Track down each line that has the word "Goods" and copy it.
--- start of MATERIAL PROVIDED ---
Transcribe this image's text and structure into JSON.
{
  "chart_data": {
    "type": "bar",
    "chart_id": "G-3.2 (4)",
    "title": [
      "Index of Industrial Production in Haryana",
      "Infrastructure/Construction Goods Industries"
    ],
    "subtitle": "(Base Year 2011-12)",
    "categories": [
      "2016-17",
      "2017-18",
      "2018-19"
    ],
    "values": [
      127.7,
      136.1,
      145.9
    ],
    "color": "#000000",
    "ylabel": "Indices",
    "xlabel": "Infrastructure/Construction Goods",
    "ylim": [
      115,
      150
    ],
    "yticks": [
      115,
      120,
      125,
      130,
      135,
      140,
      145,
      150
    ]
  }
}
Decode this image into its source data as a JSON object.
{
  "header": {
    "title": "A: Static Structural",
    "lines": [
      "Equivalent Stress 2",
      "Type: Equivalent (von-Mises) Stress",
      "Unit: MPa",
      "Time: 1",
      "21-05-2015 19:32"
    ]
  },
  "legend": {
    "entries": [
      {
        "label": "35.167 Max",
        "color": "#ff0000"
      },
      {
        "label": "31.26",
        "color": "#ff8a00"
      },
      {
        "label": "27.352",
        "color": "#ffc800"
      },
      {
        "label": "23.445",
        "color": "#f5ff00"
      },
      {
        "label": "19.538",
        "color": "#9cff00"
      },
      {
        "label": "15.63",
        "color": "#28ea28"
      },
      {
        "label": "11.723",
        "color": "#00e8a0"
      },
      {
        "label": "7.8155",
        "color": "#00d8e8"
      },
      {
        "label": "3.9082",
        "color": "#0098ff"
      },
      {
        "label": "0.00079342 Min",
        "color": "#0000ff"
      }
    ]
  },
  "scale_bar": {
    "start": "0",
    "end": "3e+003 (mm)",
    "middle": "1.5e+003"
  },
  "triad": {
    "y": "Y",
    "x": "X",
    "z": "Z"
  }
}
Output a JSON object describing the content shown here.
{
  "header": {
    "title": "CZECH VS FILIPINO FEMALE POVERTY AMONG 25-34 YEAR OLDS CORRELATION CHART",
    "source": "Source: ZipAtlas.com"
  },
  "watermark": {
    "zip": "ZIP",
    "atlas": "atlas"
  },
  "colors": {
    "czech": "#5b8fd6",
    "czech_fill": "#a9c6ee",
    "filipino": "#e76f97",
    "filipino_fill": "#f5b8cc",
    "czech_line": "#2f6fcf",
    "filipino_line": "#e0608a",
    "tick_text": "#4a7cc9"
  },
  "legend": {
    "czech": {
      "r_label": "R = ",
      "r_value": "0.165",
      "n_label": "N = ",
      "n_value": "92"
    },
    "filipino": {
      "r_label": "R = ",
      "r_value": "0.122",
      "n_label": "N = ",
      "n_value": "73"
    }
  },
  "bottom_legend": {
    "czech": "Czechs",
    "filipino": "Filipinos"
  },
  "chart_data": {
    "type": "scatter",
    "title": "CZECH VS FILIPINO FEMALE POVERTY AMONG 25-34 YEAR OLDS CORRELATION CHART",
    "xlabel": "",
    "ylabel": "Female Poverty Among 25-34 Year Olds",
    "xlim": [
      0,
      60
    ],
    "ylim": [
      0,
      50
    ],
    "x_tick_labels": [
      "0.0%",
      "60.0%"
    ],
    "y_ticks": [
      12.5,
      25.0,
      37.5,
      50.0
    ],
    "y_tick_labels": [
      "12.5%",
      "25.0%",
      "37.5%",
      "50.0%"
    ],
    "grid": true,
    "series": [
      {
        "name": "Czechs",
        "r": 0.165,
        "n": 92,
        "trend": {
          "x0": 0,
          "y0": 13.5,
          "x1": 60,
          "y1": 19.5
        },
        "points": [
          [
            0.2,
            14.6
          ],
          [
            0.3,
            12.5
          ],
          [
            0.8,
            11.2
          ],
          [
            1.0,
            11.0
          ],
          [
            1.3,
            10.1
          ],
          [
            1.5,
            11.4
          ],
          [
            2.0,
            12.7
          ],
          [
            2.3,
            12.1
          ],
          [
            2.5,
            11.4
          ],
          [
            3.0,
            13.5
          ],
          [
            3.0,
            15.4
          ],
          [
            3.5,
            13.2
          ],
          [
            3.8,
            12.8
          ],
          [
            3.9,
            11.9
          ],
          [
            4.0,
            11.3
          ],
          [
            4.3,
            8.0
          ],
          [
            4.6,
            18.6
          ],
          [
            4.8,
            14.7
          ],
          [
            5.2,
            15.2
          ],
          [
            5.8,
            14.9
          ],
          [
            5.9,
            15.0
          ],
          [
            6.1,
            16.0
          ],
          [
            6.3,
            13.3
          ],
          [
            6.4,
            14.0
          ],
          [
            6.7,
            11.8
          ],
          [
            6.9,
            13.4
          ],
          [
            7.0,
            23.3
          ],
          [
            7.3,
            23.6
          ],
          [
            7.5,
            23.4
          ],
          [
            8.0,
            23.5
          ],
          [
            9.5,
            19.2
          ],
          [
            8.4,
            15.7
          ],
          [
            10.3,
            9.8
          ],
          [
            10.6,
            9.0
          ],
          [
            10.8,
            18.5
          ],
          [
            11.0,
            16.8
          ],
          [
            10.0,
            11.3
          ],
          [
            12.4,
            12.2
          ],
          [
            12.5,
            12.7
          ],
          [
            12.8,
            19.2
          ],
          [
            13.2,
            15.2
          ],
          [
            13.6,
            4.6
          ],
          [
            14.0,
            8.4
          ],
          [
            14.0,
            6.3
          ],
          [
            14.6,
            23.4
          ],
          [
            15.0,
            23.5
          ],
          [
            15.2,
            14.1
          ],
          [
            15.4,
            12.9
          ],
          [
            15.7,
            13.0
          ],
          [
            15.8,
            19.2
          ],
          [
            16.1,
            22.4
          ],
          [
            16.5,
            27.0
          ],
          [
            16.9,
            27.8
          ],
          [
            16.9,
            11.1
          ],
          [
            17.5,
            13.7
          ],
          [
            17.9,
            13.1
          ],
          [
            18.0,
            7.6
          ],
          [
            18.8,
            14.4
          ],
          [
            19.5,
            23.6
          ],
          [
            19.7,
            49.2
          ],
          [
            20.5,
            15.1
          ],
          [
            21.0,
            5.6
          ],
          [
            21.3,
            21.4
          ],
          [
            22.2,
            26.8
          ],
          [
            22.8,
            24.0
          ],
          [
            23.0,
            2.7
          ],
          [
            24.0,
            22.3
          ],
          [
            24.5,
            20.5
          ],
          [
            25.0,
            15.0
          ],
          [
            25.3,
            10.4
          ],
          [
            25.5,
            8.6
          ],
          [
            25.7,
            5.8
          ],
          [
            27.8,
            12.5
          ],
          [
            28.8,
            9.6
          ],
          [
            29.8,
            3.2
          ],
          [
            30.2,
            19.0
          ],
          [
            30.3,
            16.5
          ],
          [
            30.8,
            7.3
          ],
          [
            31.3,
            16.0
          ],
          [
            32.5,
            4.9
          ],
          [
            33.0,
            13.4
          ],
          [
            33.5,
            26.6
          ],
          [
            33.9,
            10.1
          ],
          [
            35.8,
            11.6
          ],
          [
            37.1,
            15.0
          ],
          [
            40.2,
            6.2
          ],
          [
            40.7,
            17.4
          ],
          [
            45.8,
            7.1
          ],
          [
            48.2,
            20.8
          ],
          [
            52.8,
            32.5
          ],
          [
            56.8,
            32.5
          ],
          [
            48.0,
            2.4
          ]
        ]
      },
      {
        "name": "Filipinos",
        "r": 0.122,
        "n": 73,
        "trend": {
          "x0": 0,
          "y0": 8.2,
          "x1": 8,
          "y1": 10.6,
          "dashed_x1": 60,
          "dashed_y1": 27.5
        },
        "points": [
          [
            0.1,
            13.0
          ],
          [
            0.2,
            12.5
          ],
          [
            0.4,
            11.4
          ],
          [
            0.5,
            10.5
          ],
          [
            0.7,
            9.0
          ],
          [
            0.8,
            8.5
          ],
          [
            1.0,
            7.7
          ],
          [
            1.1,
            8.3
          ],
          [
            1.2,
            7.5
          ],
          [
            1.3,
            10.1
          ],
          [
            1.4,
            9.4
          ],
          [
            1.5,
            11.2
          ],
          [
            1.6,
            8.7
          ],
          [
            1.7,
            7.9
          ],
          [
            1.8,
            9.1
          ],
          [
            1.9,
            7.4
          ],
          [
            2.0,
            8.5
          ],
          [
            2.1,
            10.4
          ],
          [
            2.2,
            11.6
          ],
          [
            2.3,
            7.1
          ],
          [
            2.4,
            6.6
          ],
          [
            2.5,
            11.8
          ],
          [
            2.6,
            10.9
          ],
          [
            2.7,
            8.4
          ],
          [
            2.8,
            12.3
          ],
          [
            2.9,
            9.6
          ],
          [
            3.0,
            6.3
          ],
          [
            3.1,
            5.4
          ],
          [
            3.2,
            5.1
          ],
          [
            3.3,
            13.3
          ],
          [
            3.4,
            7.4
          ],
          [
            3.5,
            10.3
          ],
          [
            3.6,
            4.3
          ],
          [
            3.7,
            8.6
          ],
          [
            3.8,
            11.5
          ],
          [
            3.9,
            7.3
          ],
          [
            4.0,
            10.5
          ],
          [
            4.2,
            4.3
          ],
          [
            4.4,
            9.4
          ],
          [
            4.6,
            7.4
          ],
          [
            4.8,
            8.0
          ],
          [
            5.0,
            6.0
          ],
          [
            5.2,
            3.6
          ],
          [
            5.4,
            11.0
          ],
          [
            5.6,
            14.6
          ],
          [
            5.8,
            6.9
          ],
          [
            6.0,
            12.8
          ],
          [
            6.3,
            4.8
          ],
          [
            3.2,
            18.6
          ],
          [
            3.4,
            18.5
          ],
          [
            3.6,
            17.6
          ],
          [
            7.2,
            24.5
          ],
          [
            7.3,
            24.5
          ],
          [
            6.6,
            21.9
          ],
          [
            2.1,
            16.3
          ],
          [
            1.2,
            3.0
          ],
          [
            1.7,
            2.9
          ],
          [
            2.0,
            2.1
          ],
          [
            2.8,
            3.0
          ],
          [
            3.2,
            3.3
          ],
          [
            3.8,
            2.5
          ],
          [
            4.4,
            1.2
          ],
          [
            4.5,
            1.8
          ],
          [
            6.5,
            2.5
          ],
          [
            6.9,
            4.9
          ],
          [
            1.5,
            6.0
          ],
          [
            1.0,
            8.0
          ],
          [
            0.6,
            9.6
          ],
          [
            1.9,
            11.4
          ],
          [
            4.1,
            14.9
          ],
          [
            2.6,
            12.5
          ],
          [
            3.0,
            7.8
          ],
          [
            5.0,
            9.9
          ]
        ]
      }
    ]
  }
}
--- end of MATERIAL PROVIDED ---
→ EXERCISE OUTPUT
      "Infrastructure/Construction Goods Industries"
    "xlabel": "Infrastructure/Construction Goods",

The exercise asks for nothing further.